- Given instruction
Give only the number of lines that contain the word "this".

-------

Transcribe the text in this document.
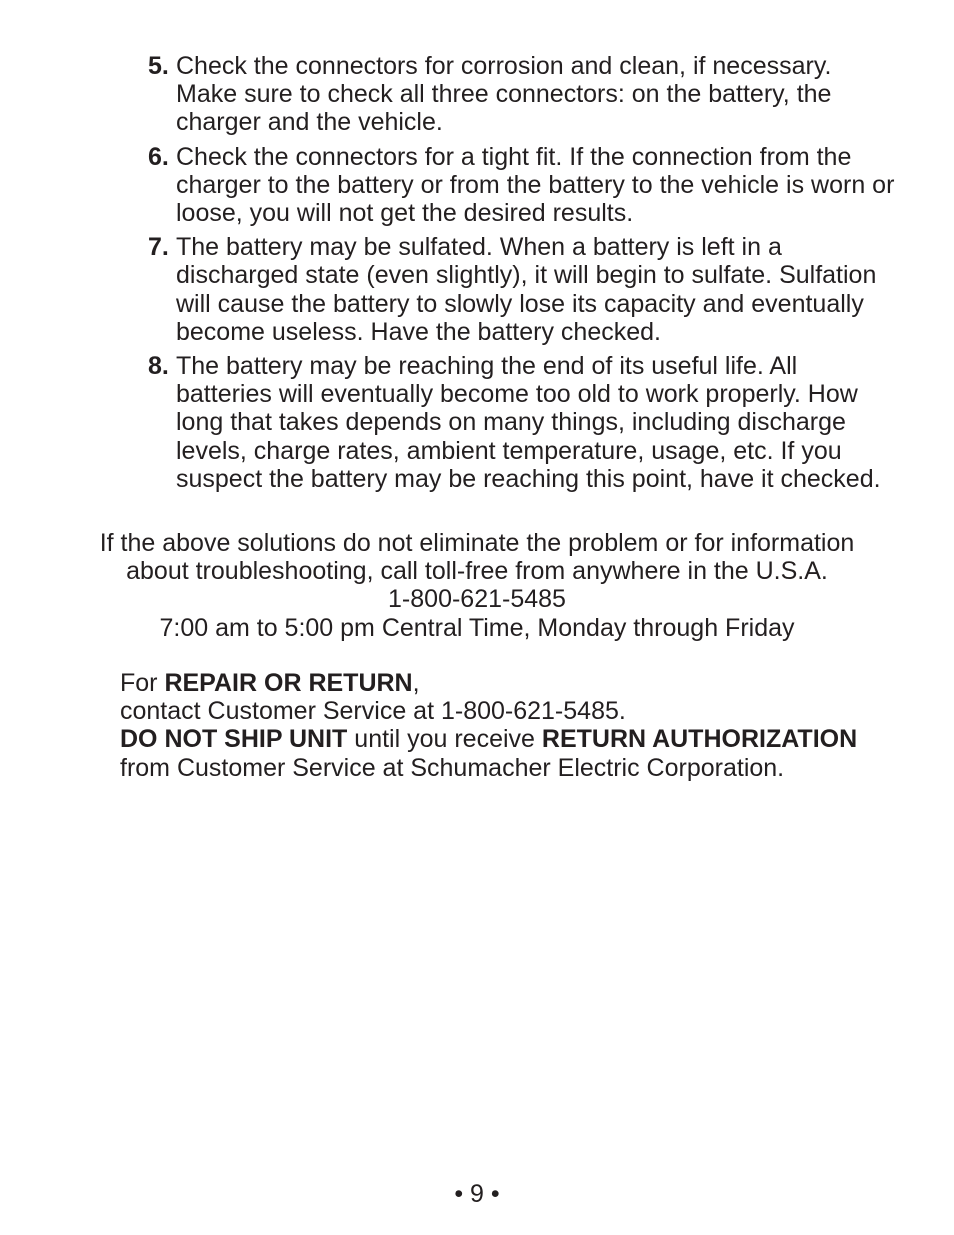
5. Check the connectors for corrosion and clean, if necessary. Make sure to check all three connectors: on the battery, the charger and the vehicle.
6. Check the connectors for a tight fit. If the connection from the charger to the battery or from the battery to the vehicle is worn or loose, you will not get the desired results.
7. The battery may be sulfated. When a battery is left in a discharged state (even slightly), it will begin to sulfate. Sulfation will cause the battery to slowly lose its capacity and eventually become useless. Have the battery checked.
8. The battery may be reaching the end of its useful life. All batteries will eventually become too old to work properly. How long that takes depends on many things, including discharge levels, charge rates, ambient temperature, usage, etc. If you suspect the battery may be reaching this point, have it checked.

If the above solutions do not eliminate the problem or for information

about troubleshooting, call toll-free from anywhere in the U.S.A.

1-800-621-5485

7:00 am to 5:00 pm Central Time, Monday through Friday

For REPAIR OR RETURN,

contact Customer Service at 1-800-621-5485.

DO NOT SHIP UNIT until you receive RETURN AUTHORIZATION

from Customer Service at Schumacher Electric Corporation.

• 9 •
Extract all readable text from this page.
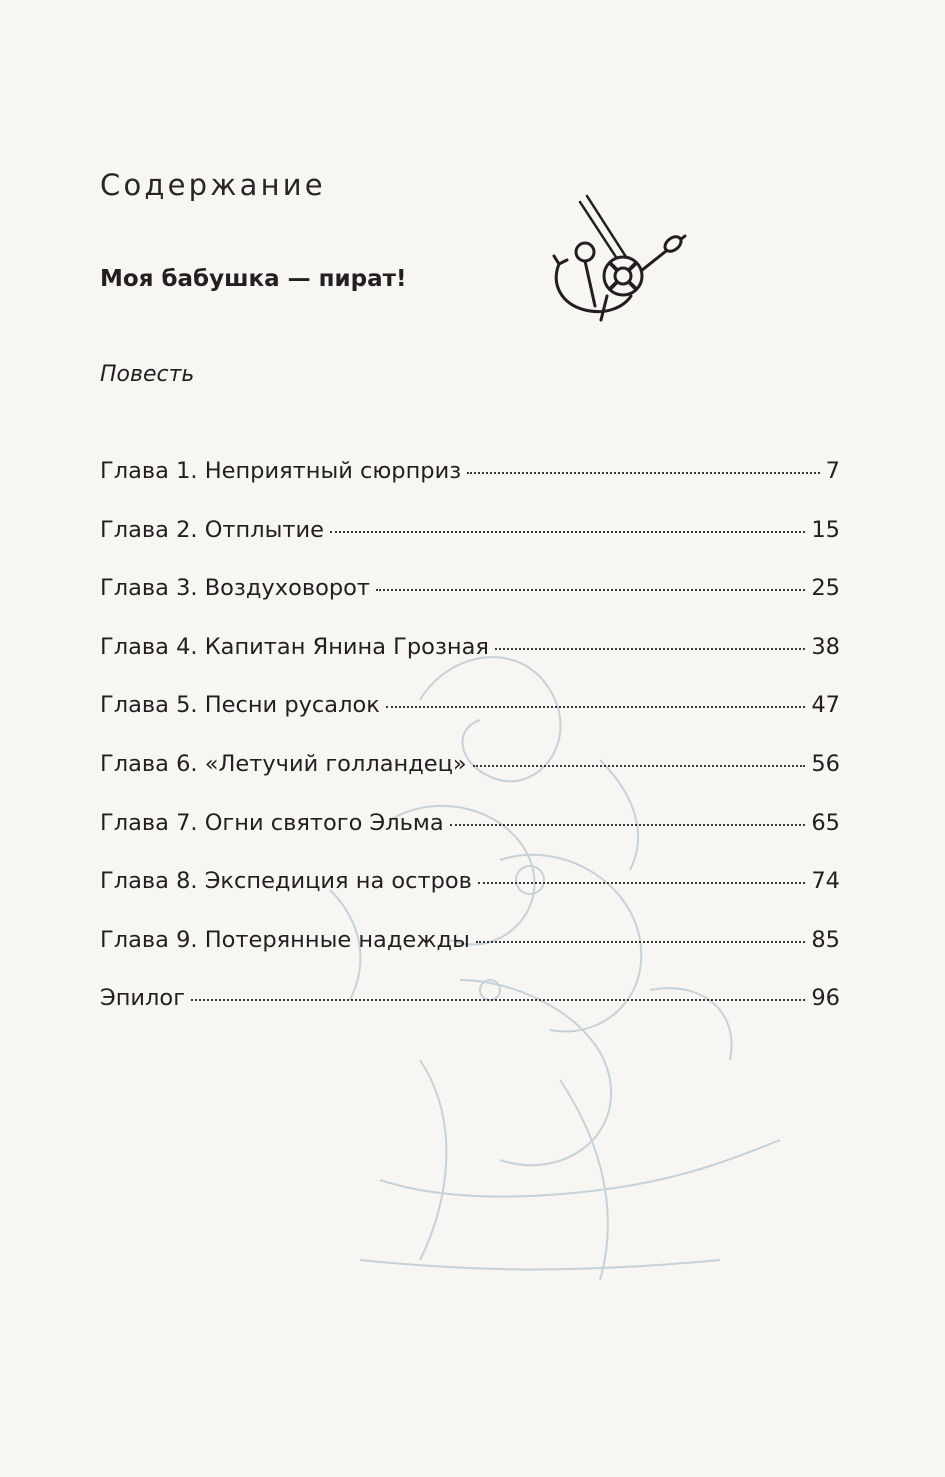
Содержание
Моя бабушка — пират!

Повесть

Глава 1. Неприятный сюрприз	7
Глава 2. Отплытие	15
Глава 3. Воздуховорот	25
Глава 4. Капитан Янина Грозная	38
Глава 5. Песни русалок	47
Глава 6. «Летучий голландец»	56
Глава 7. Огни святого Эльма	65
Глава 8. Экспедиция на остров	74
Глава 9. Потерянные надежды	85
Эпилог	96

-------

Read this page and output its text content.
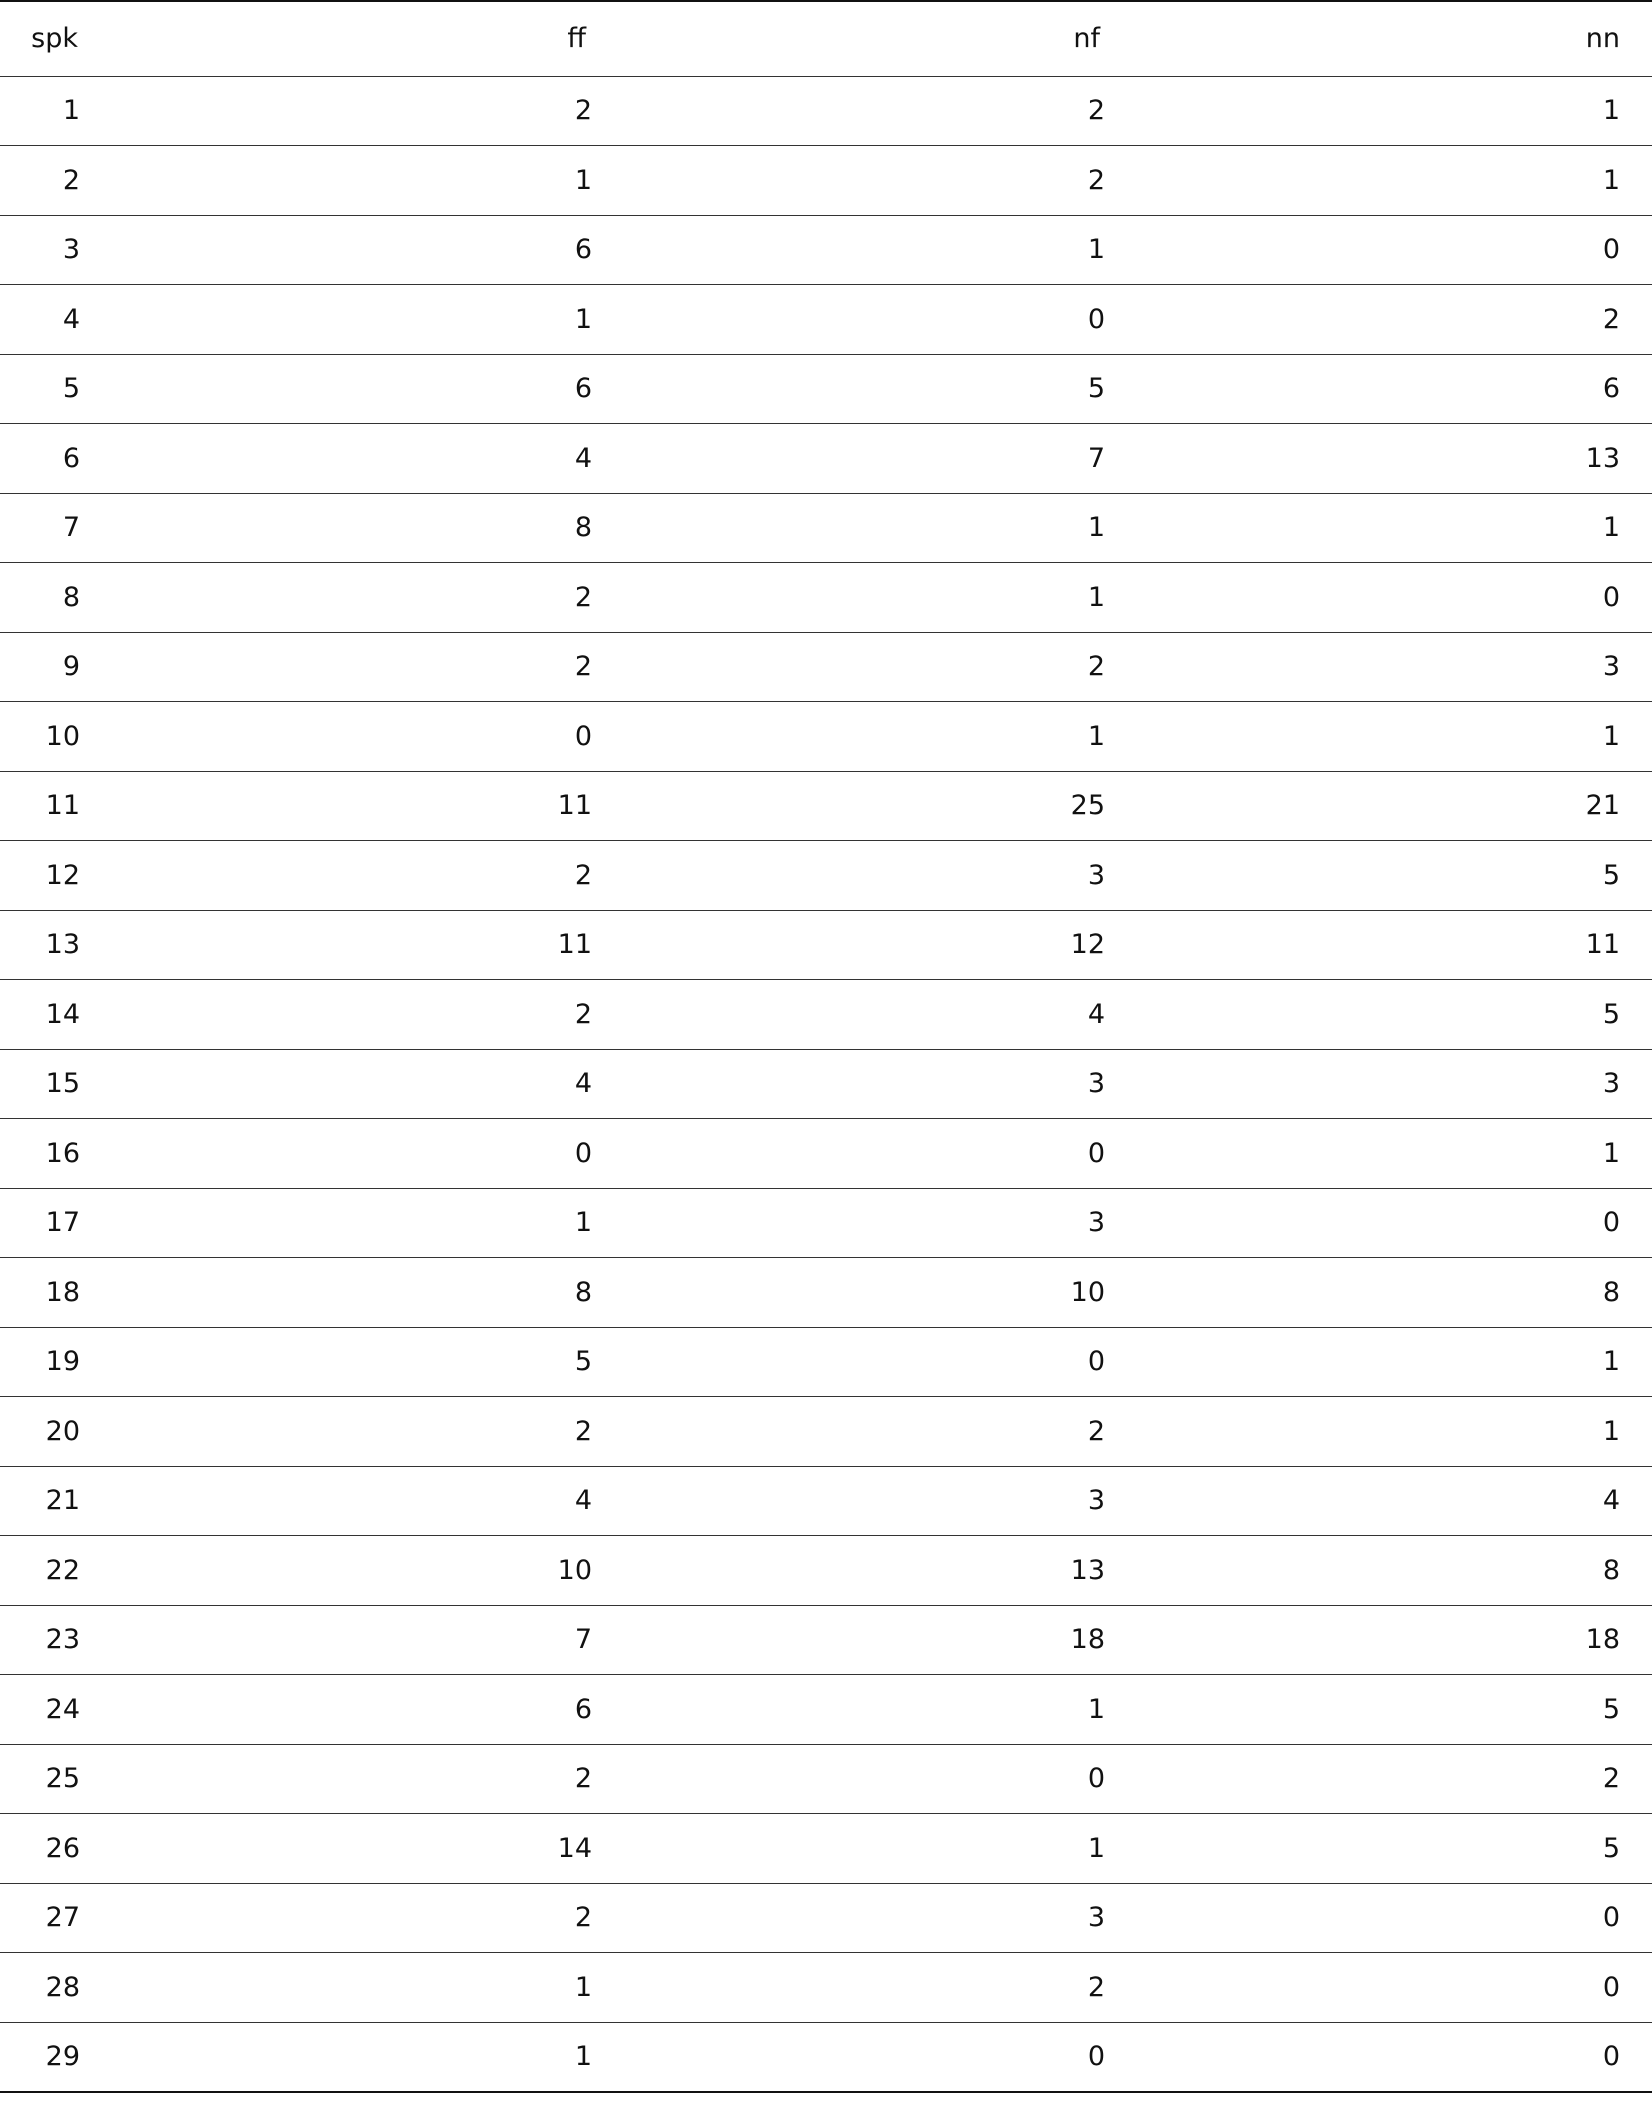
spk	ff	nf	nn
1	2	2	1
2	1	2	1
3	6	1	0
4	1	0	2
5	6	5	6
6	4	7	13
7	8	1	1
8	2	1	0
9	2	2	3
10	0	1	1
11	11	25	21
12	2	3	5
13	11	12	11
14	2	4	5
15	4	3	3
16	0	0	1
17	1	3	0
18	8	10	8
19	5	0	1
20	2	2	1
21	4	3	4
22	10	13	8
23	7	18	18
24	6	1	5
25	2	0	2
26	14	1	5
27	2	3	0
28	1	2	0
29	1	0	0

-------

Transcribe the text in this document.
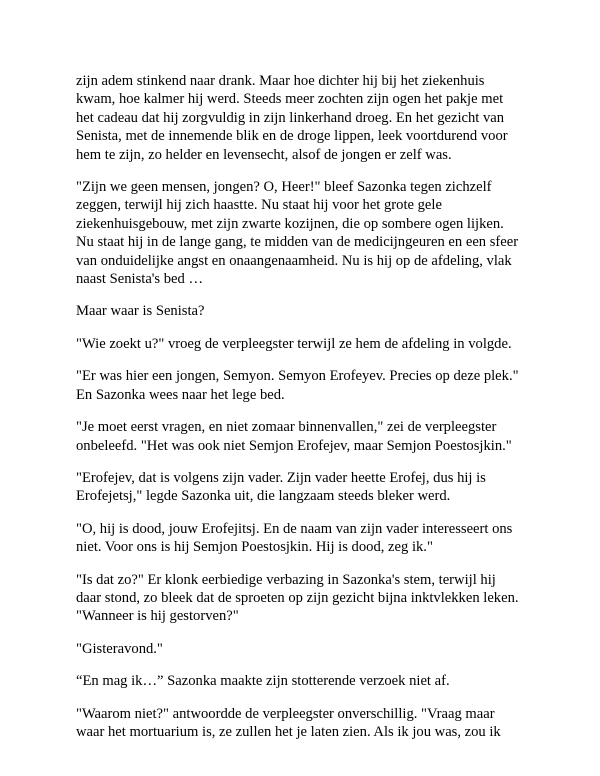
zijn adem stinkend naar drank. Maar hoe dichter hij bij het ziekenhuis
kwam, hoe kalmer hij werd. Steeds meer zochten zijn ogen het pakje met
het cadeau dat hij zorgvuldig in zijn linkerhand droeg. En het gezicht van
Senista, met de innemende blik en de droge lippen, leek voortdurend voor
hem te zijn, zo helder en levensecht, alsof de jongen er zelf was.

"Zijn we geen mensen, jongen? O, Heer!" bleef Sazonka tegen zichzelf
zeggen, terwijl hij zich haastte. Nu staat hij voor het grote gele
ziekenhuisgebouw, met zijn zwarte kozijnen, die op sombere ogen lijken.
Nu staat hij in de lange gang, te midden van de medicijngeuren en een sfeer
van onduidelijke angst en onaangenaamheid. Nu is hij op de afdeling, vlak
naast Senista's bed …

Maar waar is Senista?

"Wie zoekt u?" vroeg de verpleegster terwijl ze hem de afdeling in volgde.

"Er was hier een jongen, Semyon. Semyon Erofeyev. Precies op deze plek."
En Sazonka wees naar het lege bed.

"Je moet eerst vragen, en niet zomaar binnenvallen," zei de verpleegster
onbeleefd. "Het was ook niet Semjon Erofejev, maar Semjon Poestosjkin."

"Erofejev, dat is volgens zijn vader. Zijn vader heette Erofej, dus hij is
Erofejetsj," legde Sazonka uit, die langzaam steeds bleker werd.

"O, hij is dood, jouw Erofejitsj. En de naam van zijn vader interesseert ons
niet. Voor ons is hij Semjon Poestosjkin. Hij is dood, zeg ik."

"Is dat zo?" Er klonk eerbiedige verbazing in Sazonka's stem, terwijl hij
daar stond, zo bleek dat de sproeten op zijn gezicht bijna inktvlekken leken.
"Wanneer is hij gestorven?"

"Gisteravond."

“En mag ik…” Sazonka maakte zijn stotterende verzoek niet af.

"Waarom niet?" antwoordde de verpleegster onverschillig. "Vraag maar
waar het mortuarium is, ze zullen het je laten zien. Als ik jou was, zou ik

-------

- Exercise answer
5